■ Task statement: Check each line of the material below for the string "color", then report how many lines have it, and nothing else.

■ Records for processing:
===============

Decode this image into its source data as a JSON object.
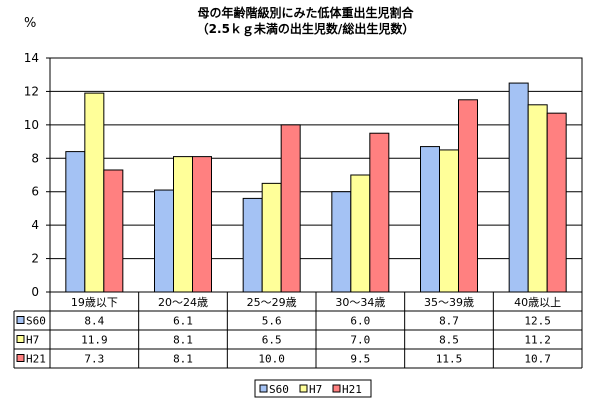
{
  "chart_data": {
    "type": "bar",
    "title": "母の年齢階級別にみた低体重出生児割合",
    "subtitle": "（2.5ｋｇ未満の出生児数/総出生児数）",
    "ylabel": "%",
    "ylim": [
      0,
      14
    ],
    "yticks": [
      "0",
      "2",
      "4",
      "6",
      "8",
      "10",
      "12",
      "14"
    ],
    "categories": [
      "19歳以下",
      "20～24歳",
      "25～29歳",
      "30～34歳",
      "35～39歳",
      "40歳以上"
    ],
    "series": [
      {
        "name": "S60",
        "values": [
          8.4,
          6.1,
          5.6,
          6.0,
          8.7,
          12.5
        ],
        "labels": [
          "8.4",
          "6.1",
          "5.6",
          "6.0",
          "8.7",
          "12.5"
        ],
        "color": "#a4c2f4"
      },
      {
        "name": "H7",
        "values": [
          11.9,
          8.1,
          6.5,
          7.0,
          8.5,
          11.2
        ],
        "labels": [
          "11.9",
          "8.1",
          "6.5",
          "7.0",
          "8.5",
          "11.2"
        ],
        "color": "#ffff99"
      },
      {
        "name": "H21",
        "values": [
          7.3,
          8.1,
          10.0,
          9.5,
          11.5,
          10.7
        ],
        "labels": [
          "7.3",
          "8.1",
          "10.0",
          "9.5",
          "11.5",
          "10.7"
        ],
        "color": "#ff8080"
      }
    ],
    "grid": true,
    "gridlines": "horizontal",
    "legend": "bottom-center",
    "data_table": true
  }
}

===============

■ Finished answer: 3